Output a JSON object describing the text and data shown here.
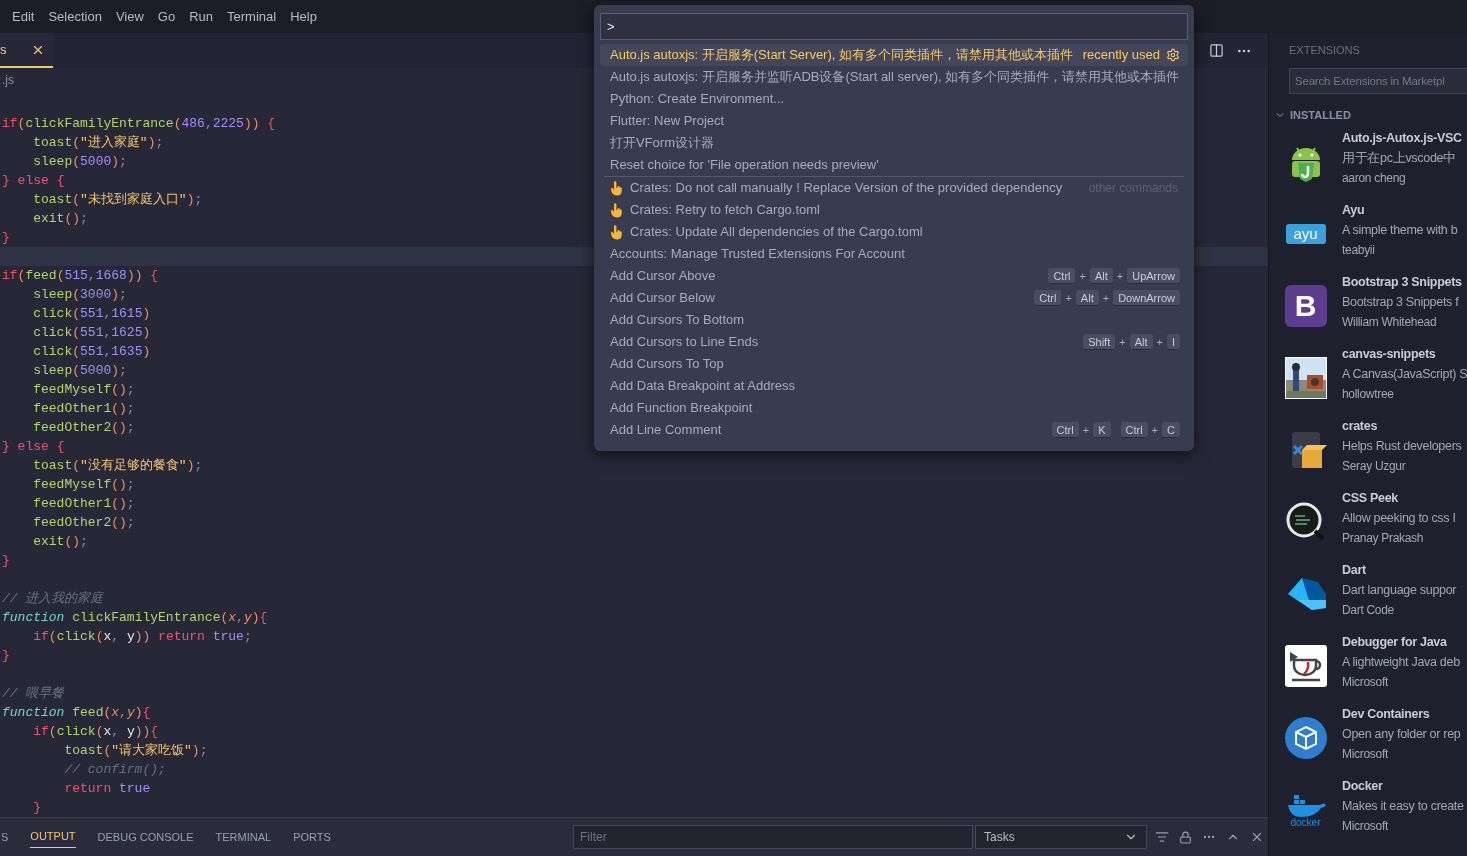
{
  "menu": [
    "Edit",
    "Selection",
    "View",
    "Go",
    "Run",
    "Terminal",
    "Help"
  ],
  "tab": {
    "label": "s",
    "selected": true
  },
  "breadcrumb": ".js",
  "code": [
    {
      "current": false,
      "tokens": [
        {
          "kind": "kw",
          "text": "if"
        },
        {
          "kind": "paren",
          "text": "("
        },
        {
          "kind": "fn",
          "text": "clickFamilyEntrance"
        },
        {
          "kind": "paren",
          "text": "("
        },
        {
          "kind": "num",
          "text": "486"
        },
        {
          "kind": "punct",
          "text": ","
        },
        {
          "kind": "num",
          "text": "2225"
        },
        {
          "kind": "paren",
          "text": "))"
        },
        {
          "kind": "brace",
          "text": " {"
        }
      ]
    },
    {
      "current": false,
      "tokens": [
        {
          "kind": "fn",
          "text": "    toast"
        },
        {
          "kind": "paren",
          "text": "("
        },
        {
          "kind": "str",
          "text": "\"进入家庭\""
        },
        {
          "kind": "paren",
          "text": ")"
        },
        {
          "kind": "punct",
          "text": ";"
        }
      ]
    },
    {
      "current": false,
      "tokens": [
        {
          "kind": "fn",
          "text": "    sleep"
        },
        {
          "kind": "paren",
          "text": "("
        },
        {
          "kind": "num",
          "text": "5000"
        },
        {
          "kind": "paren",
          "text": ")"
        },
        {
          "kind": "punct",
          "text": ";"
        }
      ]
    },
    {
      "current": false,
      "tokens": [
        {
          "kind": "brace",
          "text": "}"
        },
        {
          "kind": "kw",
          "text": " else"
        },
        {
          "kind": "brace",
          "text": " {"
        }
      ]
    },
    {
      "current": false,
      "tokens": [
        {
          "kind": "fn",
          "text": "    toast"
        },
        {
          "kind": "paren",
          "text": "("
        },
        {
          "kind": "str",
          "text": "\"未找到家庭入口\""
        },
        {
          "kind": "paren",
          "text": ")"
        },
        {
          "kind": "punct",
          "text": ";"
        }
      ]
    },
    {
      "current": false,
      "tokens": [
        {
          "kind": "fn",
          "text": "    exit"
        },
        {
          "kind": "paren",
          "text": "()"
        },
        {
          "kind": "punct",
          "text": ";"
        }
      ]
    },
    {
      "current": false,
      "tokens": [
        {
          "kind": "brace",
          "text": "}"
        }
      ]
    },
    {
      "current": true
    },
    {
      "current": false,
      "tokens": [
        {
          "kind": "kw",
          "text": "if"
        },
        {
          "kind": "paren",
          "text": "("
        },
        {
          "kind": "fn",
          "text": "feed"
        },
        {
          "kind": "paren",
          "text": "("
        },
        {
          "kind": "num",
          "text": "515"
        },
        {
          "kind": "punct",
          "text": ","
        },
        {
          "kind": "num",
          "text": "1668"
        },
        {
          "kind": "paren",
          "text": "))"
        },
        {
          "kind": "brace",
          "text": " {"
        }
      ]
    },
    {
      "current": false,
      "tokens": [
        {
          "kind": "fn",
          "text": "    sleep"
        },
        {
          "kind": "paren",
          "text": "("
        },
        {
          "kind": "num",
          "text": "3000"
        },
        {
          "kind": "paren",
          "text": ")"
        },
        {
          "kind": "punct",
          "text": ";"
        }
      ]
    },
    {
      "current": false,
      "tokens": [
        {
          "kind": "fn",
          "text": "    click"
        },
        {
          "kind": "paren",
          "text": "("
        },
        {
          "kind": "num",
          "text": "551"
        },
        {
          "kind": "punct",
          "text": ","
        },
        {
          "kind": "num",
          "text": "1615"
        },
        {
          "kind": "paren",
          "text": ")"
        }
      ]
    },
    {
      "current": false,
      "tokens": [
        {
          "kind": "fn",
          "text": "    click"
        },
        {
          "kind": "paren",
          "text": "("
        },
        {
          "kind": "num",
          "text": "551"
        },
        {
          "kind": "punct",
          "text": ","
        },
        {
          "kind": "num",
          "text": "1625"
        },
        {
          "kind": "paren",
          "text": ")"
        }
      ]
    },
    {
      "current": false,
      "tokens": [
        {
          "kind": "fn",
          "text": "    click"
        },
        {
          "kind": "paren",
          "text": "("
        },
        {
          "kind": "num",
          "text": "551"
        },
        {
          "kind": "punct",
          "text": ","
        },
        {
          "kind": "num",
          "text": "1635"
        },
        {
          "kind": "paren",
          "text": ")"
        }
      ]
    },
    {
      "current": false,
      "tokens": [
        {
          "kind": "fn",
          "text": "    sleep"
        },
        {
          "kind": "paren",
          "text": "("
        },
        {
          "kind": "num",
          "text": "5000"
        },
        {
          "kind": "paren",
          "text": ")"
        },
        {
          "kind": "punct",
          "text": ";"
        }
      ]
    },
    {
      "current": false,
      "tokens": [
        {
          "kind": "fn",
          "text": "    feedMyself"
        },
        {
          "kind": "paren",
          "text": "()"
        },
        {
          "kind": "punct",
          "text": ";"
        }
      ]
    },
    {
      "current": false,
      "tokens": [
        {
          "kind": "fn",
          "text": "    feedOther1"
        },
        {
          "kind": "paren",
          "text": "()"
        },
        {
          "kind": "punct",
          "text": ";"
        }
      ]
    },
    {
      "current": false,
      "tokens": [
        {
          "kind": "fn",
          "text": "    feedOther2"
        },
        {
          "kind": "paren",
          "text": "()"
        },
        {
          "kind": "punct",
          "text": ";"
        }
      ]
    },
    {
      "current": false,
      "tokens": [
        {
          "kind": "brace",
          "text": "}"
        },
        {
          "kind": "kw",
          "text": " else"
        },
        {
          "kind": "brace",
          "text": " {"
        }
      ]
    },
    {
      "current": false,
      "tokens": [
        {
          "kind": "fn",
          "text": "    toast"
        },
        {
          "kind": "paren",
          "text": "("
        },
        {
          "kind": "str",
          "text": "\"没有足够的餐食\""
        },
        {
          "kind": "paren",
          "text": ")"
        },
        {
          "kind": "punct",
          "text": ";"
        }
      ]
    },
    {
      "current": false,
      "tokens": [
        {
          "kind": "fn",
          "text": "    feedMyself"
        },
        {
          "kind": "paren",
          "text": "()"
        },
        {
          "kind": "punct",
          "text": ";"
        }
      ]
    },
    {
      "current": false,
      "tokens": [
        {
          "kind": "fn",
          "text": "    feedOther1"
        },
        {
          "kind": "paren",
          "text": "()"
        },
        {
          "kind": "punct",
          "text": ";"
        }
      ]
    },
    {
      "current": false,
      "tokens": [
        {
          "kind": "fn",
          "text": "    feedOther2"
        },
        {
          "kind": "paren",
          "text": "()"
        },
        {
          "kind": "punct",
          "text": ";"
        }
      ]
    },
    {
      "current": false,
      "tokens": [
        {
          "kind": "fn",
          "text": "    exit"
        },
        {
          "kind": "paren",
          "text": "()"
        },
        {
          "kind": "punct",
          "text": ";"
        }
      ]
    },
    {
      "current": false,
      "tokens": [
        {
          "kind": "brace",
          "text": "}"
        }
      ]
    },
    {
      "current": false
    },
    {
      "current": false,
      "tokens": [
        {
          "kind": "comment",
          "text": "// 进入我的家庭"
        }
      ]
    },
    {
      "current": false,
      "tokens": [
        {
          "kind": "storage",
          "text": "function"
        },
        {
          "kind": "fn",
          "text": " clickFamilyEntrance"
        },
        {
          "kind": "paren",
          "text": "("
        },
        {
          "kind": "param",
          "text": "x"
        },
        {
          "kind": "punct",
          "text": ","
        },
        {
          "kind": "param",
          "text": "y"
        },
        {
          "kind": "paren",
          "text": ")"
        },
        {
          "kind": "brace",
          "text": "{"
        }
      ]
    },
    {
      "current": false,
      "tokens": [
        {
          "kind": "kw",
          "text": "    if"
        },
        {
          "kind": "paren",
          "text": "("
        },
        {
          "kind": "fn",
          "text": "click"
        },
        {
          "kind": "paren",
          "text": "("
        },
        {
          "kind": "var",
          "text": "x"
        },
        {
          "kind": "punct",
          "text": ","
        },
        {
          "kind": "var",
          "text": " y"
        },
        {
          "kind": "paren",
          "text": "))"
        },
        {
          "kind": "kw",
          "text": " return"
        },
        {
          "kind": "bool",
          "text": " true"
        },
        {
          "kind": "punct",
          "text": ";"
        }
      ]
    },
    {
      "current": false,
      "tokens": [
        {
          "kind": "brace",
          "text": "}"
        }
      ]
    },
    {
      "current": false
    },
    {
      "current": false,
      "tokens": [
        {
          "kind": "comment",
          "text": "// 喂早餐"
        }
      ]
    },
    {
      "current": false,
      "tokens": [
        {
          "kind": "storage",
          "text": "function"
        },
        {
          "kind": "fn",
          "text": " feed"
        },
        {
          "kind": "paren",
          "text": "("
        },
        {
          "kind": "param",
          "text": "x"
        },
        {
          "kind": "punct",
          "text": ","
        },
        {
          "kind": "param",
          "text": "y"
        },
        {
          "kind": "paren",
          "text": ")"
        },
        {
          "kind": "brace",
          "text": "{"
        }
      ]
    },
    {
      "current": false,
      "tokens": [
        {
          "kind": "kw",
          "text": "    if"
        },
        {
          "kind": "paren",
          "text": "("
        },
        {
          "kind": "fn",
          "text": "click"
        },
        {
          "kind": "paren",
          "text": "("
        },
        {
          "kind": "var",
          "text": "x"
        },
        {
          "kind": "punct",
          "text": ","
        },
        {
          "kind": "var",
          "text": " y"
        },
        {
          "kind": "paren",
          "text": "))"
        },
        {
          "kind": "brace",
          "text": "{"
        }
      ]
    },
    {
      "current": false,
      "tokens": [
        {
          "kind": "fn",
          "text": "        toast"
        },
        {
          "kind": "paren",
          "text": "("
        },
        {
          "kind": "str",
          "text": "\"请大家吃饭\""
        },
        {
          "kind": "paren",
          "text": ")"
        },
        {
          "kind": "punct",
          "text": ";"
        }
      ]
    },
    {
      "current": false,
      "tokens": [
        {
          "kind": "comment",
          "text": "        // confirm();"
        }
      ]
    },
    {
      "current": false,
      "tokens": [
        {
          "kind": "kw",
          "text": "        return"
        },
        {
          "kind": "bool",
          "text": " true"
        }
      ]
    },
    {
      "current": false,
      "tokens": [
        {
          "kind": "brace",
          "text": "    }"
        }
      ]
    }
  ],
  "palette": {
    "value": ">",
    "commands": [
      {
        "label": "Auto.js autoxjs: 开启服务(Start Server), 如有多个同类插件，请禁用其他或本插件",
        "kind": "plain",
        "selected": true,
        "detail": "recently used"
      },
      {
        "label": "Auto.js autoxjs: 开启服务并监听ADB设备(Start all server), 如有多个同类插件，请禁用其他或本插件",
        "kind": "plain",
        "selected": false
      },
      {
        "label": "Python: Create Environment...",
        "kind": "plain",
        "selected": false
      },
      {
        "label": "Flutter: New Project",
        "kind": "plain",
        "selected": false
      },
      {
        "label": "打开VForm设计器",
        "kind": "plain",
        "selected": false
      },
      {
        "label": "Reset choice for 'File operation needs preview'",
        "kind": "plain",
        "selected": false
      },
      {
        "label": "Crates: Do not call manually ! Replace Version of the provided dependency",
        "kind": "pointer",
        "selected": false,
        "group": "other commands"
      },
      {
        "label": "Crates: Retry to fetch Cargo.toml",
        "kind": "pointer",
        "selected": false
      },
      {
        "label": "Crates: Update All dependencies of the Cargo.toml",
        "kind": "pointer",
        "selected": false
      },
      {
        "label": "Accounts: Manage Trusted Extensions For Account",
        "kind": "plain",
        "selected": false
      },
      {
        "label": "Add Cursor Above",
        "kind": "plain",
        "selected": false,
        "keys": [
          [
            "Ctrl",
            "+",
            "Alt",
            "+",
            "UpArrow"
          ]
        ]
      },
      {
        "label": "Add Cursor Below",
        "kind": "plain",
        "selected": false,
        "keys": [
          [
            "Ctrl",
            "+",
            "Alt",
            "+",
            "DownArrow"
          ]
        ]
      },
      {
        "label": "Add Cursors To Bottom",
        "kind": "plain",
        "selected": false
      },
      {
        "label": "Add Cursors to Line Ends",
        "kind": "plain",
        "selected": false,
        "keys": [
          [
            "Shift",
            "+",
            "Alt",
            "+",
            "I"
          ]
        ]
      },
      {
        "label": "Add Cursors To Top",
        "kind": "plain",
        "selected": false
      },
      {
        "label": "Add Data Breakpoint at Address",
        "kind": "plain",
        "selected": false
      },
      {
        "label": "Add Function Breakpoint",
        "kind": "plain",
        "selected": false
      },
      {
        "label": "Add Line Comment",
        "kind": "plain",
        "selected": false,
        "keys": [
          [
            "Ctrl",
            "+",
            "K"
          ],
          [
            "Ctrl",
            "+",
            "C"
          ]
        ]
      }
    ]
  },
  "extensions": {
    "title": "EXTENSIONS",
    "search_placeholder": "Search Extensions in Marketpl",
    "section": "INSTALLED",
    "expanded": true,
    "items": [
      {
        "name": "Auto.js-Autox.js-VSC",
        "description": "用于在pc上vscode中",
        "publisher": "aaron cheng",
        "kind": "android"
      },
      {
        "name": "Ayu",
        "description": "A simple theme with b",
        "publisher": "teabyii",
        "kind": "ayu",
        "icon_label": "ayu"
      },
      {
        "name": "Bootstrap 3 Snippets",
        "description": "Bootstrap 3 Snippets f",
        "publisher": "William Whitehead",
        "kind": "bootstrap",
        "icon_label": "B"
      },
      {
        "name": "canvas-snippets",
        "description": "A Canvas(JavaScript) S",
        "publisher": "hollowtree",
        "kind": "picture"
      },
      {
        "name": "crates",
        "description": "Helps Rust developers",
        "publisher": "Seray Uzgur",
        "kind": "crates"
      },
      {
        "name": "CSS Peek",
        "description": "Allow peeking to css I",
        "publisher": "Pranay Prakash",
        "kind": "magnifier"
      },
      {
        "name": "Dart",
        "description": "Dart language suppor",
        "publisher": "Dart Code",
        "kind": "dart"
      },
      {
        "name": "Debugger for Java",
        "description": "A lightweight Java deb",
        "publisher": "Microsoft",
        "kind": "java"
      },
      {
        "name": "Dev Containers",
        "description": "Open any folder or rep",
        "publisher": "Microsoft",
        "kind": "container"
      },
      {
        "name": "Docker",
        "description": "Makes it easy to create",
        "publisher": "Microsoft",
        "kind": "docker",
        "icon_label": "docker"
      }
    ]
  },
  "panel": {
    "tabs": [
      {
        "label": "S",
        "selected": false
      },
      {
        "label": "OUTPUT",
        "selected": true
      },
      {
        "label": "DEBUG CONSOLE",
        "selected": false
      },
      {
        "label": "TERMINAL",
        "selected": false
      },
      {
        "label": "PORTS",
        "selected": false
      }
    ],
    "filter_placeholder": "Filter",
    "channel": "Tasks"
  }
}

# [GIVEN REQUEST]
Select and copy each line from the data that includes the word "clickFamilyEntrance".

# [TASK ANSWER]
          "text": "clickFamilyEntrance"
          "text": " clickFamilyEntrance"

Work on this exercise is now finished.